Set exercise:
Go through the lines below and copy each one that holds the string "lower".

Material provided:
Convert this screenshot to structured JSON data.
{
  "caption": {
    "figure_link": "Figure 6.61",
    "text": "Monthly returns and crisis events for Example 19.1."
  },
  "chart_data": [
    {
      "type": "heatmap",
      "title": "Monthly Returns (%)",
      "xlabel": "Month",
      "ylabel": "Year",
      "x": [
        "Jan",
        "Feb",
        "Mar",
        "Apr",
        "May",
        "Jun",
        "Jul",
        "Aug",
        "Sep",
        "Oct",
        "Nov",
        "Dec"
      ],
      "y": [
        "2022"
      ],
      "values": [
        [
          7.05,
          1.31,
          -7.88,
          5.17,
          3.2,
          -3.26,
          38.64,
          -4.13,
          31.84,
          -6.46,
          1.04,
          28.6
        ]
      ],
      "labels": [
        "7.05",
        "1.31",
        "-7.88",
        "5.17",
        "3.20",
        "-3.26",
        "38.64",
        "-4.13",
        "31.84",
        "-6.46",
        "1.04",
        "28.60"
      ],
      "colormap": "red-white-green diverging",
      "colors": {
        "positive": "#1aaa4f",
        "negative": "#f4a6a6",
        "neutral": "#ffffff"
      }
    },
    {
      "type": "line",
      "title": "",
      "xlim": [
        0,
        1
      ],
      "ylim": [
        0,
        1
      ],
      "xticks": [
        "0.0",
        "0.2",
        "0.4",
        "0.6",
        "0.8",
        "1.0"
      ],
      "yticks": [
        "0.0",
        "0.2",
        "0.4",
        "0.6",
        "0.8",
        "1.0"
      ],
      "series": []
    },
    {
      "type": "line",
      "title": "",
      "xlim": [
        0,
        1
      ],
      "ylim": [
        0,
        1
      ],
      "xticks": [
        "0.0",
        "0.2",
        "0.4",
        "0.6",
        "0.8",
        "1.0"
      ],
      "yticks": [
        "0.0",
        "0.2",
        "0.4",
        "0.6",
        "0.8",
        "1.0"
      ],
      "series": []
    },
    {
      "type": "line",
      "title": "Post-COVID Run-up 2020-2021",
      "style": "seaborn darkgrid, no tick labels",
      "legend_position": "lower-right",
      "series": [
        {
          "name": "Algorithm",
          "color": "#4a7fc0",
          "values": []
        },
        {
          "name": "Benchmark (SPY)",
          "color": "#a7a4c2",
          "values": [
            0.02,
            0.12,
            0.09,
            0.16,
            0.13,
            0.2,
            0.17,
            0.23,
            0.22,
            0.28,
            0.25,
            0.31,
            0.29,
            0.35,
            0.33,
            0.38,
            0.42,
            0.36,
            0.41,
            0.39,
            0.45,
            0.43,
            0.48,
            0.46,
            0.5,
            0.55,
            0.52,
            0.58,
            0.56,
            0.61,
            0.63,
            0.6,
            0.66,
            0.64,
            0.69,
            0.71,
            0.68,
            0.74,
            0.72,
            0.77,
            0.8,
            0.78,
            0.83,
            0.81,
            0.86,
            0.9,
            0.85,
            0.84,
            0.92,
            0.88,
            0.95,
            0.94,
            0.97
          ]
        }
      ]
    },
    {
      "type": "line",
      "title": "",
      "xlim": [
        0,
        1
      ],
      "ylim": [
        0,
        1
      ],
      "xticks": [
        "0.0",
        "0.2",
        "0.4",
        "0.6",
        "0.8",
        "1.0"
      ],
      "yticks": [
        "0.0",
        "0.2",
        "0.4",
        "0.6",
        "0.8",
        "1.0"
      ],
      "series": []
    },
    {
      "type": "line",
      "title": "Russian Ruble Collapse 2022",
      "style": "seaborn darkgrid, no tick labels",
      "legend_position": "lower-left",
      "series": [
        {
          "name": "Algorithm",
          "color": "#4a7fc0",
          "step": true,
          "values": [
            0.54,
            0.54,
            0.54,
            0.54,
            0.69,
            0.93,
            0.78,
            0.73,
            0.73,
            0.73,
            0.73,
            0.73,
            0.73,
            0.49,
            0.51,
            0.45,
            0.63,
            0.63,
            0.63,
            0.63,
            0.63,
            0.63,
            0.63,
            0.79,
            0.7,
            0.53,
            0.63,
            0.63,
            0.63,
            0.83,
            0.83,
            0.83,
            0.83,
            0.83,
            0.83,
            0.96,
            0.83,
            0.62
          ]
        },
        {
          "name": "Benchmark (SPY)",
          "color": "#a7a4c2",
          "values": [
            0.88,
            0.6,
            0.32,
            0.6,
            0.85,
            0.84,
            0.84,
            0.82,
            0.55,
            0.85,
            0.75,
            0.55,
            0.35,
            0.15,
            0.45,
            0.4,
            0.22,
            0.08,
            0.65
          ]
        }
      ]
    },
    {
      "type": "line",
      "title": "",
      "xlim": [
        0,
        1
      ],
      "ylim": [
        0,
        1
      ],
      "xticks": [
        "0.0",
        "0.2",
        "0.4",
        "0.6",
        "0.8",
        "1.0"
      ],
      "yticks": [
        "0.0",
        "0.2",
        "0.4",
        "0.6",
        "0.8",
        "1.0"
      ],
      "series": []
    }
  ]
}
* * *
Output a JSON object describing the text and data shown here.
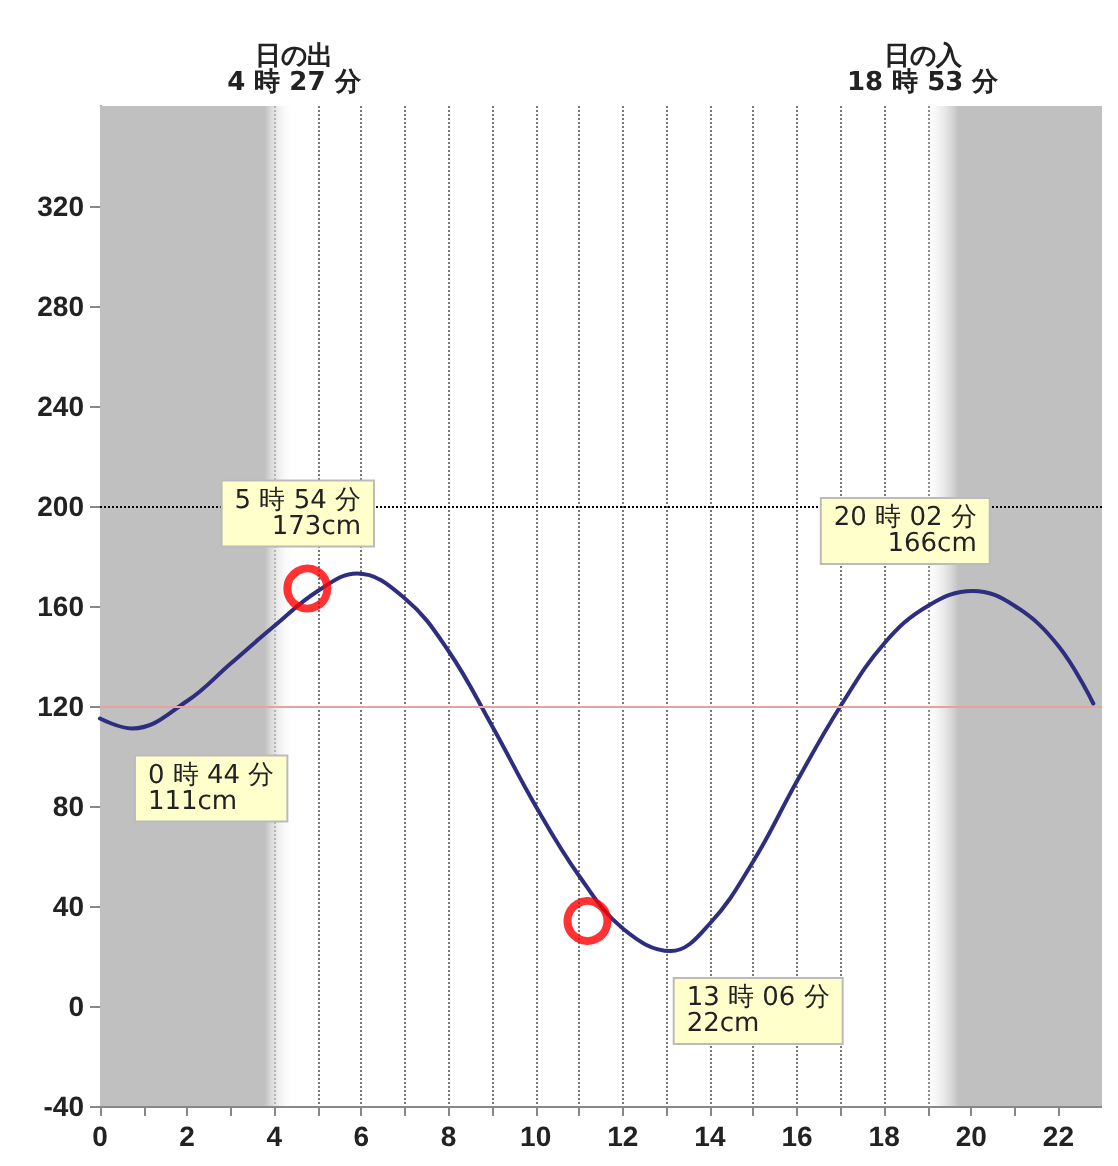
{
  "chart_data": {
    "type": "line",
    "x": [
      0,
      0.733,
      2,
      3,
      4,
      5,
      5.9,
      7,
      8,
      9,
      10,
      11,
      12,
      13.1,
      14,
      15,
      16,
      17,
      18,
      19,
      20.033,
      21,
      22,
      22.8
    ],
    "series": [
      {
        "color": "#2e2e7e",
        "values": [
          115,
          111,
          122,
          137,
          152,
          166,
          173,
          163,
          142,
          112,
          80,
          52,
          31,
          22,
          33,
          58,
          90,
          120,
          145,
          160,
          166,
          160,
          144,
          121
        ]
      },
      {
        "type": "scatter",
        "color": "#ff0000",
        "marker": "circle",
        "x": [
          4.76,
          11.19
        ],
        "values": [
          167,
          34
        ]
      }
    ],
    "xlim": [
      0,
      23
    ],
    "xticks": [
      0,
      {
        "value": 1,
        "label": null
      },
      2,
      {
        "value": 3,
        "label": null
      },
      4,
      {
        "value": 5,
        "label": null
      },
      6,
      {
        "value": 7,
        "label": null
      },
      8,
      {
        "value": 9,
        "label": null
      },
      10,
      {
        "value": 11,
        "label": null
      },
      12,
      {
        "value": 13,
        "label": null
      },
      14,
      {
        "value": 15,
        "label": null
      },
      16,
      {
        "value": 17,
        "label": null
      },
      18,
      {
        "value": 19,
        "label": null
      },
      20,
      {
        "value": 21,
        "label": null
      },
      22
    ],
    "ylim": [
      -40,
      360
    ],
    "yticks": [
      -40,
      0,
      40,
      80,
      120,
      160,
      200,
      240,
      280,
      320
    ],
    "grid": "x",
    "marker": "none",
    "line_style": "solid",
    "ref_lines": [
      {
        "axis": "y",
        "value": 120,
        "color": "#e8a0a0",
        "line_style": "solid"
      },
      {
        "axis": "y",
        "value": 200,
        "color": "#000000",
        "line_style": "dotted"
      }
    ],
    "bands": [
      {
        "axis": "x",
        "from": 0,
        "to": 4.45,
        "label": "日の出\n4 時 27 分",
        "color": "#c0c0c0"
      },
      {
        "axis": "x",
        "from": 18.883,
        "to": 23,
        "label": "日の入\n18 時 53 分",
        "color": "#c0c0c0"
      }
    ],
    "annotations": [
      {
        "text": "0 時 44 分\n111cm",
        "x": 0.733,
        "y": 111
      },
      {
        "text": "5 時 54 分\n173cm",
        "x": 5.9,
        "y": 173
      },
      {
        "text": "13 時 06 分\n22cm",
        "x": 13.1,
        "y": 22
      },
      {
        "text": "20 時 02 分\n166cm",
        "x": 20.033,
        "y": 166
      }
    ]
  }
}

Solution for this task:
      "legend_position": "lower-right",
      "legend_position": "lower-left",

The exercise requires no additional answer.